INPUT
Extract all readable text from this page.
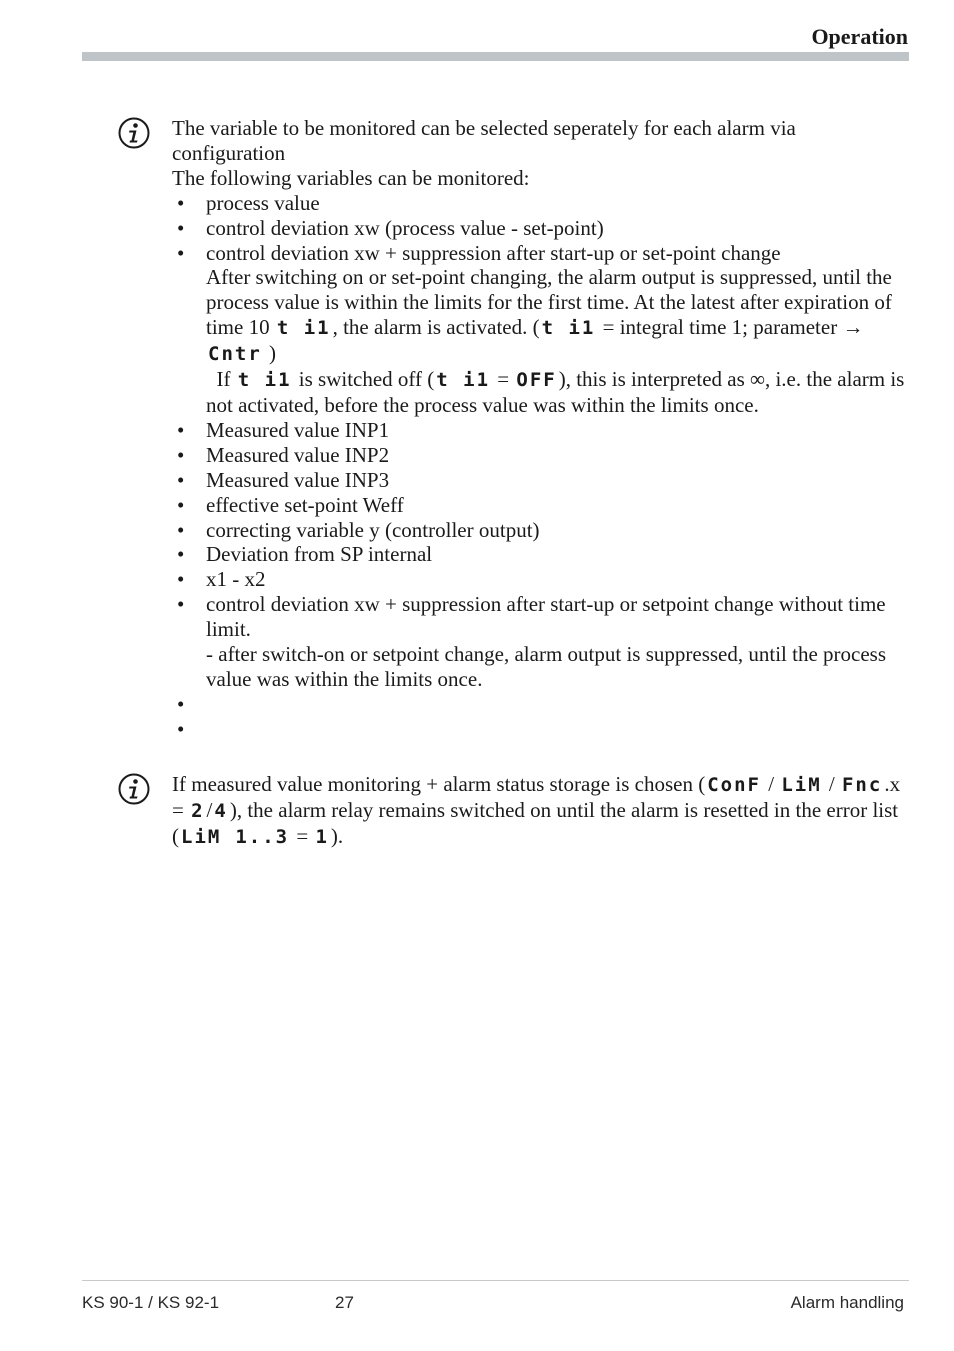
Operation

The variable to be monitored can be selected seperately for each alarm via configuration

The following variables can be monitored:

• process value
• control deviation xw (process value - set-point)
• control deviation xw + suppression after start-up or set-point change
After switching on or set-point changing, the alarm output is suppressed, until the process value is within the limits for the first time. At the latest after expiration of time 10 t i1, the alarm is activated. ( t i1 = integral time 1; parameter → Cntr )
If t i1 is switched off ( t i1 = OFF), this is interpreted as ∞, i.e. the alarm is not activated, before the process value was within the limits once.
• Measured value INP1
• Measured value INP2
• Measured value INP3
• effective set-point Weff
• correcting variable y (controller output)
• Deviation from SP internal
• x1 - x2
• control deviation xw + suppression after start-up or setpoint change without time limit.
- after switch-on or setpoint change, alarm output is suppressed, until the process value was within the limits once.
•
•

If measured value monitoring + alarm status storage is chosen ( ConF / LiM / Fnc.x = 2/ 4), the alarm relay remains switched on until the alarm is resetted in the error list ( LiM 1..3 = 1).

KS 90-1 / KS 92-1	27	Alarm handling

WRITTEN REQUEST
Write every entry out again exactly, dropping the pictures.

PROBLEM SOLUTION
Extract all readable text from this page.
Operation

The variable to be monitored can be selected seperately for each alarm via configuration

The following variables can be monitored:

• process value
• control deviation xw (process value - set-point)
• control deviation xw + suppression after start-up or set-point change
After switching on or set-point changing, the alarm output is suppressed, until the process value is within the limits for the first time. At the latest after expiration of time 10 t i1, the alarm is activated. ( t i1 = integral time 1; parameter → Cntr )
If t i1 is switched off ( t i1 = OFF), this is interpreted as ∞, i.e. the alarm is not activated, before the process value was within the limits once.
• Measured value INP1
• Measured value INP2
• Measured value INP3
• effective set-point Weff
• correcting variable y (controller output)
• Deviation from SP internal
• x1 - x2
• control deviation xw + suppression after start-up or setpoint change without time limit.
- after switch-on or setpoint change, alarm output is suppressed, until the process value was within the limits once.
•
•

If measured value monitoring + alarm status storage is chosen ( ConF / LiM / Fnc.x = 2/ 4), the alarm relay remains switched on until the alarm is resetted in the error list ( LiM 1..3 = 1).

KS 90-1 / KS 92-1	27	Alarm handling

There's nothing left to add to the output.